Task details —
Pull out the lines of the material below from the line with "city-label-chengdu: Chengdu (212, 401, 301, 425)" to the line with "well-label-fb1: FB1 (305, 1281, 354, 1311)", both included, and reproduce them unchanged.

Dataset excerpts —
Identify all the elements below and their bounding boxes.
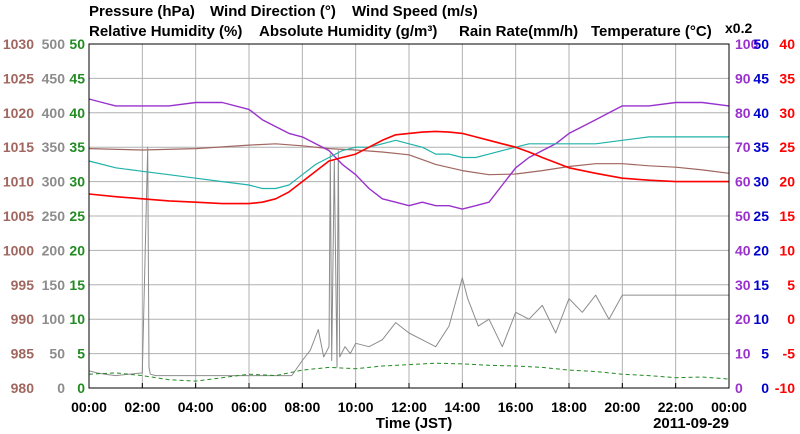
x-tick-label: 22:00 xyxy=(658,399,694,415)
absolute-humidity-factor-label: x0.2 xyxy=(725,20,752,36)
y-tick-label-rain-rate: 15 xyxy=(753,277,769,293)
y-tick-label-relative-humidity: 70 xyxy=(735,139,751,155)
y-tick-label-wind-speed: 35 xyxy=(69,139,85,155)
x-tick-label: 04:00 xyxy=(178,399,214,415)
y-tick-label-relative-humidity: 30 xyxy=(735,277,751,293)
y-tick-label-pressure: 985 xyxy=(11,346,35,362)
y-tick-label-rain-rate: 25 xyxy=(753,208,769,224)
y-tick-label-pressure: 980 xyxy=(11,380,35,396)
y-tick-label-relative-humidity: 20 xyxy=(735,311,751,327)
y-tick-label-temperature: 25 xyxy=(779,139,795,155)
y-tick-label-wind-direction: 100 xyxy=(42,311,66,327)
y-tick-label-rain-rate: 5 xyxy=(761,346,769,362)
y-tick-label-wind-speed: 20 xyxy=(69,242,85,258)
y-tick-label-wind-direction: 150 xyxy=(42,277,66,293)
y-tick-label-temperature: 10 xyxy=(779,242,795,258)
y-tick-label-pressure: 990 xyxy=(11,311,35,327)
y-tick-label-pressure: 1020 xyxy=(3,105,34,121)
series-pressure xyxy=(88,143,730,176)
y-tick-label-wind-direction: 0 xyxy=(57,380,65,396)
x-tick-label: 16:00 xyxy=(498,399,534,415)
y-tick-label-wind-speed: 45 xyxy=(69,70,85,86)
x-axis-label: Time (JST) xyxy=(376,415,452,432)
y-tick-label-relative-humidity: 100 xyxy=(735,36,759,52)
x-tick-label: 10:00 xyxy=(338,399,374,415)
series-wind-direction xyxy=(88,146,729,377)
series-temperature xyxy=(88,130,729,205)
y-tick-label-rain-rate: 30 xyxy=(753,174,769,190)
y-tick-label-pressure: 1015 xyxy=(3,139,34,155)
y-tick-label-wind-speed: 40 xyxy=(69,105,85,121)
y-tick-label-rain-rate: 50 xyxy=(753,36,769,52)
y-tick-label-temperature: 30 xyxy=(779,105,795,121)
title-relative-humidity: Relative Humidity (%) xyxy=(89,23,242,40)
y-tick-label-wind-speed: 0 xyxy=(77,380,85,396)
y-tick-label-temperature: 15 xyxy=(779,208,795,224)
x-tick-label: 14:00 xyxy=(444,399,480,415)
y-tick-label-wind-speed: 50 xyxy=(69,36,85,52)
y-tick-label-wind-speed: 30 xyxy=(69,174,85,190)
y-tick-label-relative-humidity: 0 xyxy=(735,380,743,396)
y-tick-label-wind-speed: 25 xyxy=(69,208,85,224)
x-tick-label: 20:00 xyxy=(604,399,640,415)
series-absolute-humidity xyxy=(88,136,729,190)
title-wind-speed: Wind Speed (m/s) xyxy=(352,3,478,20)
y-tick-label-rain-rate: 45 xyxy=(753,70,769,86)
y-tick-label-relative-humidity: 80 xyxy=(735,105,751,121)
series-wind-speed xyxy=(88,362,730,382)
y-tick-label-pressure: 1030 xyxy=(3,36,34,52)
y-tick-label-wind-direction: 300 xyxy=(42,174,66,190)
y-tick-label-pressure: 1000 xyxy=(3,242,34,258)
y-tick-label-temperature: 5 xyxy=(787,277,795,293)
y-tick-label-wind-speed: 5 xyxy=(77,346,85,362)
y-tick-label-relative-humidity: 60 xyxy=(735,174,751,190)
y-tick-label-temperature: -10 xyxy=(775,380,795,396)
y-tick-label-pressure: 995 xyxy=(11,277,35,293)
title-pressure: Pressure (hPa) xyxy=(89,3,195,20)
y-tick-label-wind-speed: 10 xyxy=(69,311,85,327)
y-tick-label-temperature: 0 xyxy=(787,311,795,327)
y-tick-label-wind-direction: 400 xyxy=(42,105,66,121)
y-tick-label-wind-direction: 200 xyxy=(42,242,66,258)
x-tick-label: 00:00 xyxy=(711,399,747,415)
y-tick-label-pressure: 1005 xyxy=(3,208,34,224)
y-tick-label-wind-direction: 500 xyxy=(42,36,66,52)
x-tick-label: 00:00 xyxy=(71,399,107,415)
y-tick-label-relative-humidity: 10 xyxy=(735,346,751,362)
x-tick-label: 12:00 xyxy=(391,399,427,415)
y-tick-label-relative-humidity: 50 xyxy=(735,208,751,224)
y-tick-label-relative-humidity: 90 xyxy=(735,70,751,86)
series-relative-humidity xyxy=(88,98,730,210)
title-temperature: Temperature (°C) xyxy=(591,23,712,40)
y-tick-label-rain-rate: 40 xyxy=(753,105,769,121)
y-tick-label-temperature: 20 xyxy=(779,174,795,190)
y-tick-label-wind-direction: 350 xyxy=(42,139,66,155)
y-tick-label-rain-rate: 10 xyxy=(753,311,769,327)
title-rain-rate: Rain Rate(mm/h) xyxy=(459,23,578,40)
date-label: 2011-09-29 xyxy=(653,415,729,432)
axes: 00:00 02:00 04:00 06:00 08:00 10:00 12:00 14:00… xyxy=(3,36,795,415)
y-tick-label-temperature: 35 xyxy=(779,70,795,86)
y-tick-label-wind-direction: 50 xyxy=(49,346,65,362)
y-tick-label-relative-humidity: 40 xyxy=(735,242,751,258)
y-tick-label-pressure: 1010 xyxy=(3,174,34,190)
y-tick-label-pressure: 1025 xyxy=(3,70,34,86)
y-tick-label-rain-rate: 0 xyxy=(761,380,769,396)
grid xyxy=(89,44,729,388)
x-tick-label: 18:00 xyxy=(551,399,587,415)
y-tick-label-wind-direction: 450 xyxy=(42,70,66,86)
title-absolute-humidity: Absolute Humidity (g/m³) xyxy=(259,23,437,40)
y-tick-label-rain-rate: 35 xyxy=(753,139,769,155)
y-tick-label-temperature: -5 xyxy=(783,346,796,362)
x-tick-label: 02:00 xyxy=(124,399,160,415)
x-tick-label: 08:00 xyxy=(284,399,320,415)
y-tick-label-wind-direction: 250 xyxy=(42,208,66,224)
y-tick-label-rain-rate: 20 xyxy=(753,242,769,258)
x-tick-label: 06:00 xyxy=(231,399,267,415)
y-tick-label-temperature: 40 xyxy=(779,36,795,52)
title-wind-direction: Wind Direction (°) xyxy=(210,3,336,20)
y-tick-label-wind-speed: 15 xyxy=(69,277,85,293)
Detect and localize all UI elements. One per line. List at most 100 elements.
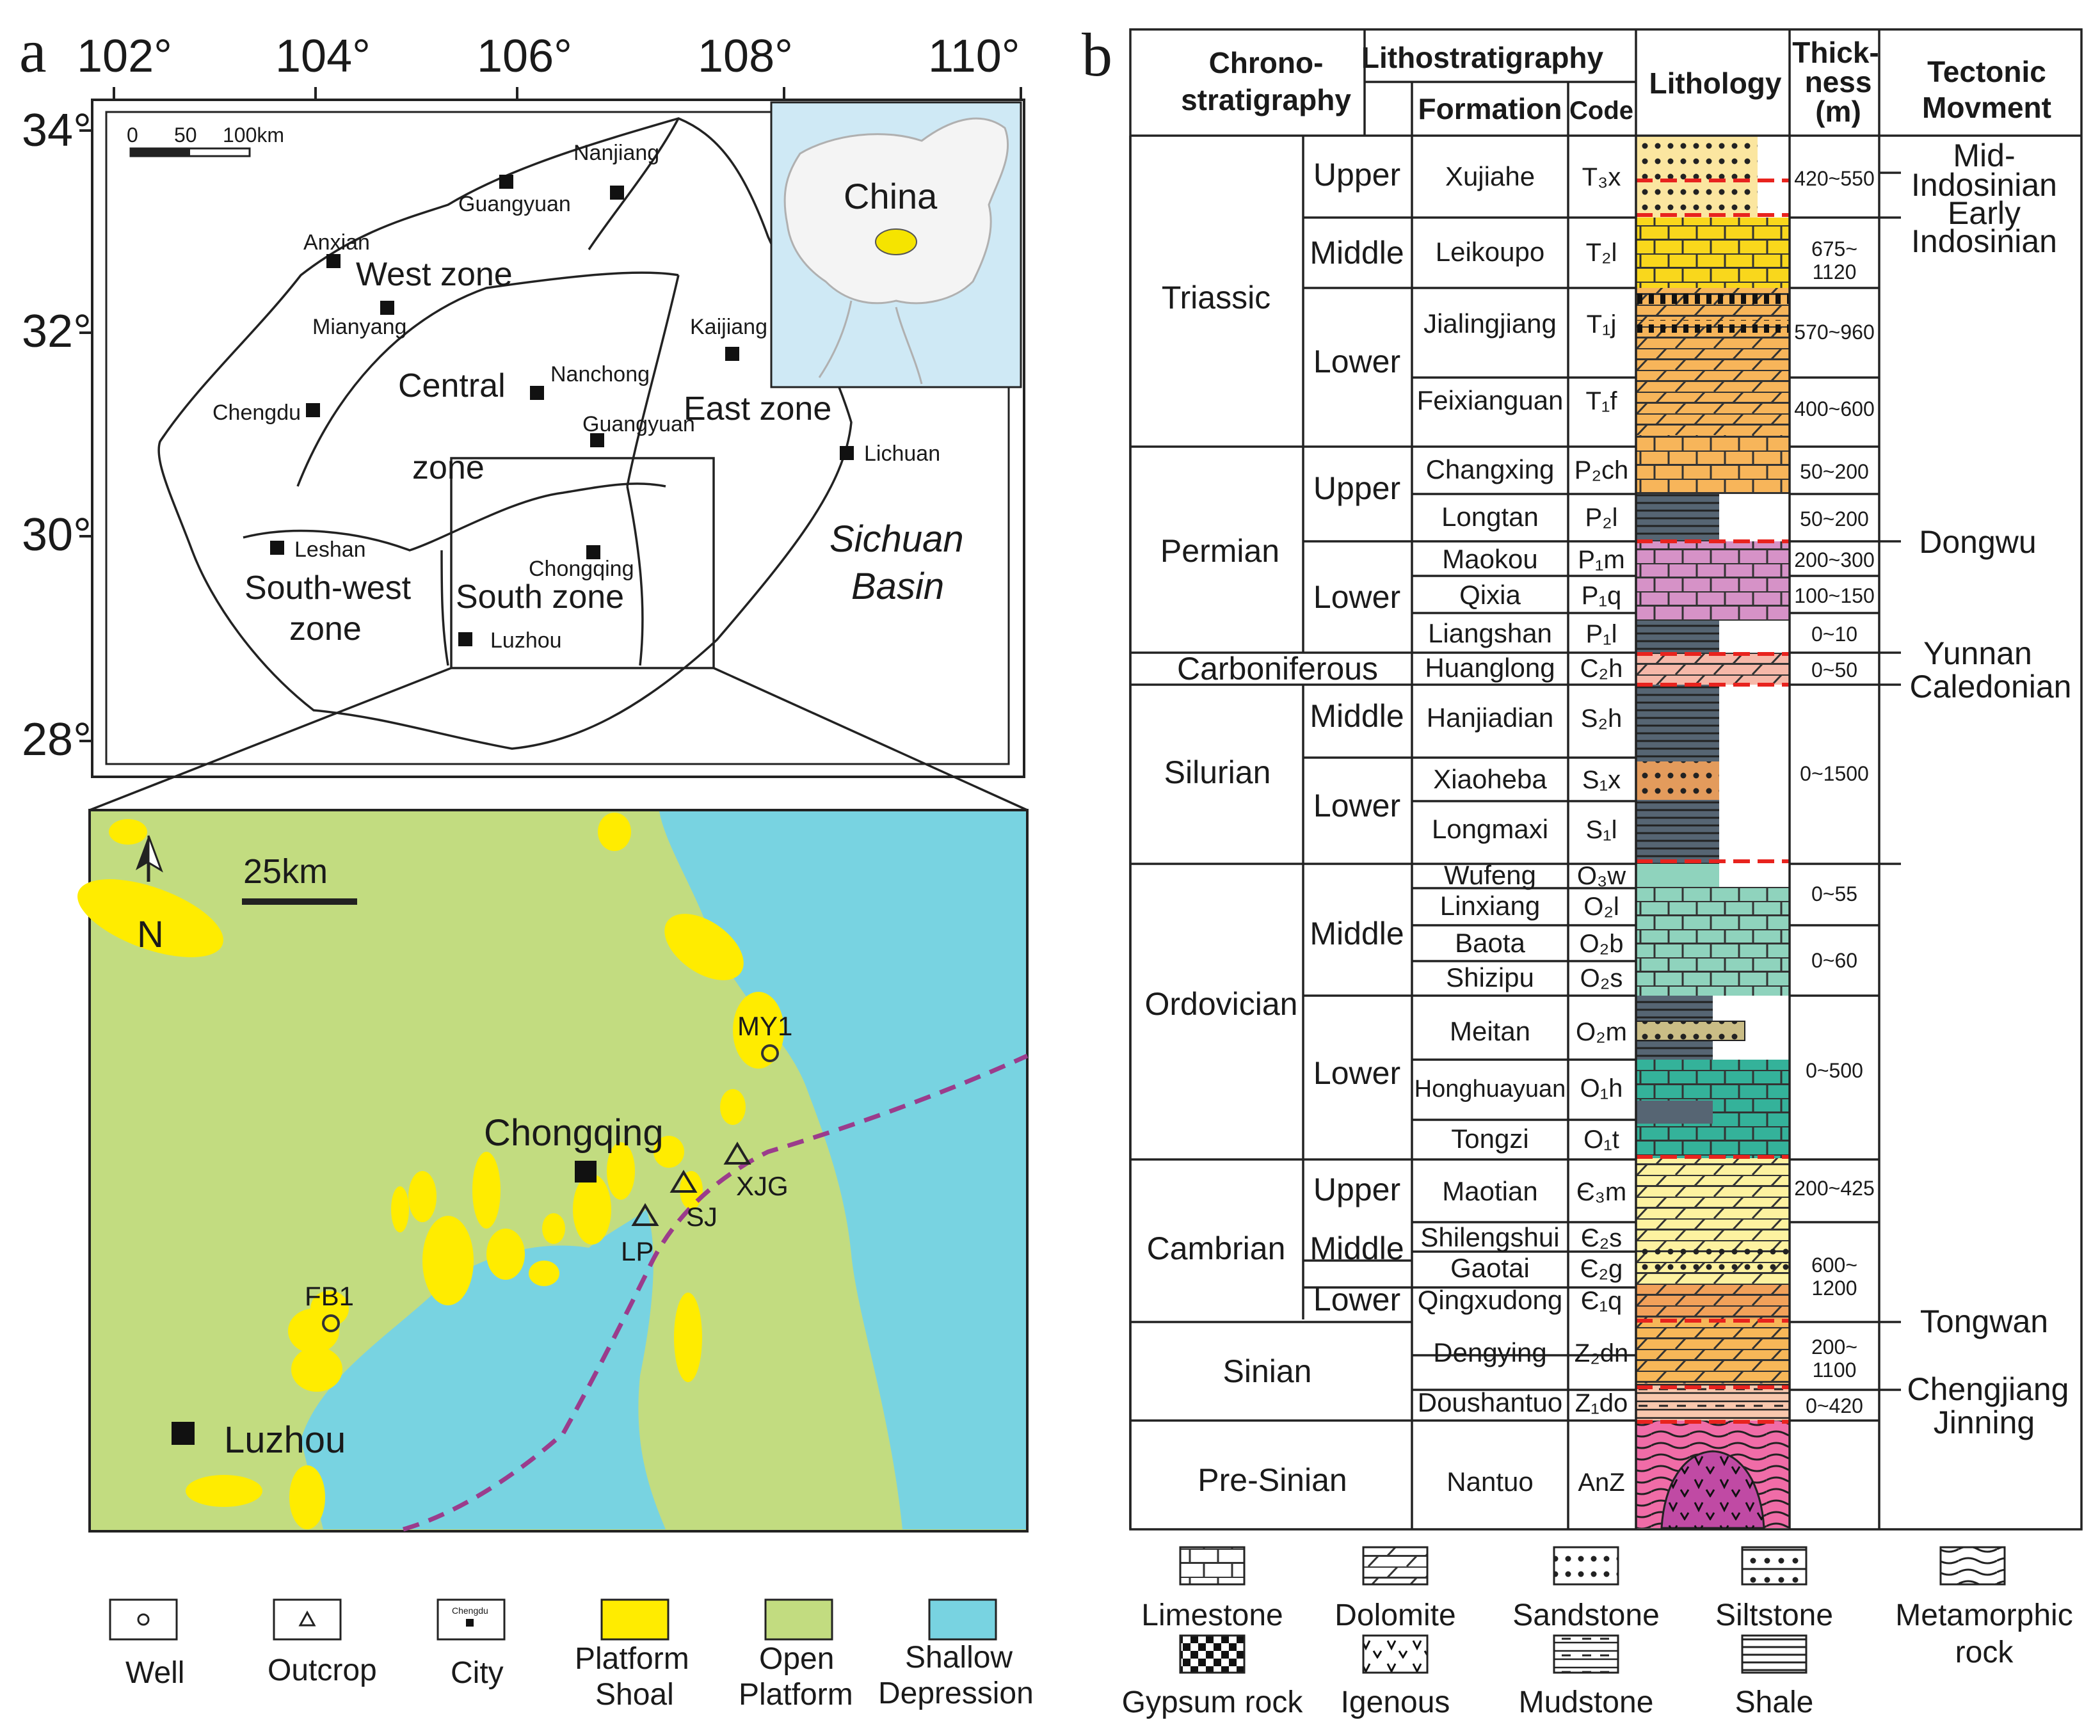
city-label-chengdu: Chengdu (212, 401, 301, 425)
formation-hanjiadian: Hanjiadian (1427, 703, 1553, 733)
formation-maotian: Maotian (1442, 1176, 1537, 1206)
city-marker (499, 175, 513, 189)
header-thickness-1: Thick- (1792, 36, 1879, 69)
legend-gypsum-label: Gypsum rock (1122, 1685, 1304, 1719)
formation-doushantuo: Doushantuo (1418, 1387, 1563, 1417)
thickness-lower-ordovician: 0~500 (1806, 1059, 1863, 1082)
map-frame (79, 87, 1025, 778)
header-thickness-3: (m) (1815, 95, 1861, 128)
legend-mudstone-swatch (1553, 1634, 1619, 1674)
city-marker (586, 545, 600, 559)
code-xiaoheba: S₁x (1582, 766, 1621, 794)
city-marker (610, 186, 624, 200)
formation-shilengshui: Shilengshui (1420, 1222, 1559, 1252)
legend-metamorphic-label-1: Metamorphic (1895, 1598, 2072, 1632)
legend-sandstone-swatch (1553, 1546, 1619, 1586)
china-inset: China (770, 101, 1022, 388)
scale-mid: 50 (174, 123, 197, 147)
legend-platform-shoal-swatch (600, 1598, 669, 1641)
outcrop-marker-xjg (723, 1142, 751, 1165)
series-triassic-upper: Upper (1313, 157, 1400, 193)
series-triassic-lower: Lower (1313, 344, 1400, 379)
well-label-fb1: FB1 (305, 1281, 354, 1311)
system-labels: Triassic Permian Carboniferous Silurian … (1145, 280, 1379, 1498)
lon-tick-labels: 102° 104° 106° 108° 110° (77, 31, 1020, 82)
lat-tick-labels: 34° 32° 30° 28° (22, 105, 92, 765)
inset-label-china: China (844, 176, 938, 216)
tectonic-mid-indosinian-1: Mid- (1953, 138, 2015, 173)
bottom-scale-label: 25km (243, 852, 328, 891)
legend-igneous-label: Igenous (1341, 1685, 1450, 1719)
legend-dolomite-label: Dolomite (1335, 1598, 1455, 1632)
system-cambrian: Cambrian (1147, 1230, 1286, 1266)
tectonic-early-indosinian-1: Early (1948, 195, 2021, 231)
city-label-luzhou: Luzhou (490, 628, 562, 653)
code-tongzi: O₁t (1583, 1126, 1619, 1154)
code-changxing: P₂ch (1575, 456, 1628, 484)
thickness-silurian: 0~1500 (1800, 762, 1869, 785)
city-marker (458, 632, 472, 646)
formation-jialingjiang: Jialingjiang (1423, 308, 1557, 338)
code-doushantuo: Z₁do (1575, 1389, 1628, 1417)
city-label-lichuan: Lichuan (864, 442, 940, 466)
formation-dengying: Dengying (1433, 1337, 1546, 1367)
legend-sandstone-label: Sandstone (1512, 1598, 1660, 1632)
city-marker (590, 433, 604, 447)
city-label-kaijiang: Kaijiang (690, 315, 767, 339)
legend-open-platform-label-1: Open (759, 1642, 834, 1676)
legend-platform-shoal-label-1: Platform (575, 1642, 689, 1676)
formation-qingxudong: Qingxudong (1418, 1285, 1563, 1315)
code-dengying: Z₂dn (1575, 1339, 1628, 1367)
series-permian-upper: Upper (1313, 470, 1400, 506)
lon-tick-106: 106° (477, 31, 572, 82)
strat-table-grid (1129, 28, 2083, 1531)
header-tectonic-2: Movment (1922, 91, 2051, 124)
basin-outline (157, 117, 853, 750)
code-shizipu: O₂s (1580, 964, 1623, 992)
formation-honghuayuan: Honghuayuan (1415, 1076, 1566, 1103)
city-marker (840, 446, 854, 460)
thickness-dengying-1: 200~ (1811, 1335, 1857, 1358)
system-triassic: Triassic (1162, 280, 1270, 315)
formation-meitan: Meitan (1450, 1016, 1530, 1046)
code-qingxudong: Є₁q (1581, 1287, 1623, 1315)
legend-city-sample: Chengdu (452, 1605, 488, 1616)
strat-headers: Chrono- stratigraphy Lithostratigraphy F… (1181, 36, 2051, 128)
formation-qixia: Qixia (1459, 580, 1521, 610)
code-shilengshui: Є₂s (1581, 1224, 1622, 1252)
code-feixianguan: T₁f (1585, 387, 1617, 415)
code-wufeng: O₃w (1577, 862, 1626, 890)
formation-wufeng: Wufeng (1444, 860, 1536, 890)
system-sinian: Sinian (1223, 1353, 1312, 1389)
code-longmaxi: S₁l (1585, 816, 1617, 844)
facies-boundary-line (403, 1053, 1029, 1532)
city-marker (725, 347, 739, 361)
code-qixia: P₁q (1582, 582, 1621, 610)
outcrop-label-sj: SJ (686, 1202, 717, 1232)
wells: MY1 FB1 (305, 1011, 792, 1332)
zoom-lines (89, 667, 1028, 811)
series-cambrian-upper: Upper (1313, 1172, 1400, 1207)
code-maotian: Є₃m (1576, 1178, 1626, 1206)
legend-open-platform-swatch (764, 1598, 833, 1641)
outcrop-marker-sj (669, 1170, 698, 1193)
city-marker (530, 386, 544, 400)
legend-mudstone-label: Mudstone (1519, 1685, 1654, 1719)
city-marker (306, 403, 320, 417)
legend-outcrop-label: Outcrop (268, 1653, 377, 1687)
thickness-dengying-2: 1100 (1813, 1358, 1857, 1382)
formation-nantuo: Nantuo (1447, 1467, 1533, 1497)
lon-tick-108: 108° (698, 31, 793, 82)
well-marker-fb1 (322, 1314, 340, 1332)
code-leikoupo: T₂l (1586, 239, 1617, 267)
scale-end: 100km (223, 123, 284, 147)
formation-gaotai: Gaotai (1450, 1253, 1530, 1283)
thickness-middle-cambrian-2: 1200 (1811, 1277, 1857, 1300)
well-marker-my1 (761, 1044, 779, 1062)
legend-well-label: Well (125, 1656, 184, 1690)
code-maokou: P₁m (1578, 546, 1625, 574)
system-permian: Permian (1160, 533, 1279, 569)
legend-metamorphic-label-2: rock (1955, 1636, 2014, 1669)
series-ordovician-lower: Lower (1313, 1055, 1400, 1091)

Exercise answer —
city-label-chengdu: Chengdu (212, 401, 301, 425)
formation-hanjiadian: Hanjiadian (1427, 703, 1553, 733)
formation-maotian: Maotian (1442, 1176, 1537, 1206)
city-marker (499, 175, 513, 189)
header-thickness-1: Thick- (1792, 36, 1879, 69)
legend-gypsum-label: Gypsum rock (1122, 1685, 1304, 1719)
formation-doushantuo: Doushantuo (1418, 1387, 1563, 1417)
thickness-lower-ordovician: 0~500 (1806, 1059, 1863, 1082)
map-frame (79, 87, 1025, 778)
header-thickness-3: (m) (1815, 95, 1861, 128)
legend-mudstone-swatch (1553, 1634, 1619, 1674)
city-marker (586, 545, 600, 559)
code-xiaoheba: S₁x (1582, 766, 1621, 794)
city-marker (610, 186, 624, 200)
formation-shilengshui: Shilengshui (1420, 1222, 1559, 1252)
legend-metamorphic-label-1: Metamorphic (1895, 1598, 2072, 1632)
legend-sandstone-swatch (1553, 1546, 1619, 1586)
china-inset: China (770, 101, 1022, 388)
scale-mid: 50 (174, 123, 197, 147)
legend-platform-shoal-swatch (600, 1598, 669, 1641)
outcrop-marker-xjg (723, 1142, 751, 1165)
series-triassic-upper: Upper (1313, 157, 1400, 193)
series-triassic-lower: Lower (1313, 344, 1400, 379)
well-label-fb1: FB1 (305, 1281, 354, 1311)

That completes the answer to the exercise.